Transcribe the material exactly. Images do not belong in the copy.

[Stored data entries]
※ ※ ※
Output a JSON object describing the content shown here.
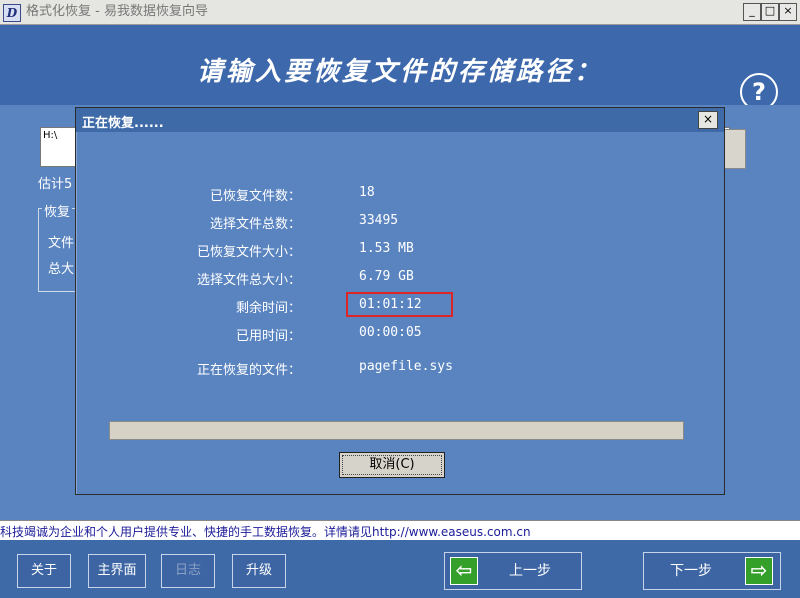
{
  "window": {
    "icon_letter": "D",
    "title": "格式化恢复 - 易我数据恢复向导",
    "minimize_glyph": "_",
    "maximize_glyph": "□",
    "close_glyph": "×"
  },
  "header": {
    "title": "请输入要恢复文件的存储路径：",
    "help_glyph": "?"
  },
  "main": {
    "path_value": "H:\\",
    "estimate_label": "估计5",
    "group_legend": "恢复",
    "group_line1": "文件",
    "group_line2": "总大"
  },
  "dialog": {
    "title": "正在恢复......",
    "close_glyph": "×",
    "rows": [
      {
        "label": "已恢复文件数：",
        "value": "18"
      },
      {
        "label": "选择文件总数：",
        "value": "33495"
      },
      {
        "label": "已恢复文件大小：",
        "value": "1.53 MB"
      },
      {
        "label": "选择文件总大小：",
        "value": "6.79 GB"
      },
      {
        "label": "剩余时间：",
        "value": "01:01:12"
      },
      {
        "label": "已用时间：",
        "value": "00:00:05"
      },
      {
        "label": "正在恢复的文件：",
        "value": "pagefile.sys"
      }
    ],
    "progress": 0.0,
    "cancel_label": "取消(C)",
    "highlight_color": "#e02525"
  },
  "statusbar": {
    "text": "科技竭诚为企业和个人用户提供专业、快捷的手工数据恢复。详情请见http://www.easeus.com.cn"
  },
  "footer": {
    "about_label": "关于",
    "main_label": "主界面",
    "log_label": "日志",
    "upgrade_label": "升级",
    "prev_label": "上一步",
    "next_label": "下一步",
    "prev_glyph": "⇦",
    "next_glyph": "⇨"
  },
  "colors": {
    "panel_blue": "#5a84c0",
    "header_blue": "#3d69ac",
    "arrow_green": "#34a02a"
  }
}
※ ※ ※
**THE COMPLETED TASK:**
Output a JSON object describing the content shown here.
{
  "window": {
    "icon_letter": "D",
    "title": "格式化恢复 - 易我数据恢复向导",
    "minimize_glyph": "_",
    "maximize_glyph": "□",
    "close_glyph": "×"
  },
  "header": {
    "title": "请输入要恢复文件的存储路径：",
    "help_glyph": "?"
  },
  "main": {
    "path_value": "H:\\",
    "estimate_label": "估计5",
    "group_legend": "恢复",
    "group_line1": "文件",
    "group_line2": "总大"
  },
  "dialog": {
    "title": "正在恢复......",
    "close_glyph": "×",
    "rows": [
      {
        "label": "已恢复文件数：",
        "value": "18"
      },
      {
        "label": "选择文件总数：",
        "value": "33495"
      },
      {
        "label": "已恢复文件大小：",
        "value": "1.53 MB"
      },
      {
        "label": "选择文件总大小：",
        "value": "6.79 GB"
      },
      {
        "label": "剩余时间：",
        "value": "01:01:12"
      },
      {
        "label": "已用时间：",
        "value": "00:00:05"
      },
      {
        "label": "正在恢复的文件：",
        "value": "pagefile.sys"
      }
    ],
    "progress": 0.0,
    "cancel_label": "取消(C)",
    "highlight_color": "#e02525"
  },
  "statusbar": {
    "text": "科技竭诚为企业和个人用户提供专业、快捷的手工数据恢复。详情请见http://www.easeus.com.cn"
  },
  "footer": {
    "about_label": "关于",
    "main_label": "主界面",
    "log_label": "日志",
    "upgrade_label": "升级",
    "prev_label": "上一步",
    "next_label": "下一步",
    "prev_glyph": "⇦",
    "next_glyph": "⇨"
  },
  "colors": {
    "panel_blue": "#5a84c0",
    "header_blue": "#3d69ac",
    "arrow_green": "#34a02a"
  }
}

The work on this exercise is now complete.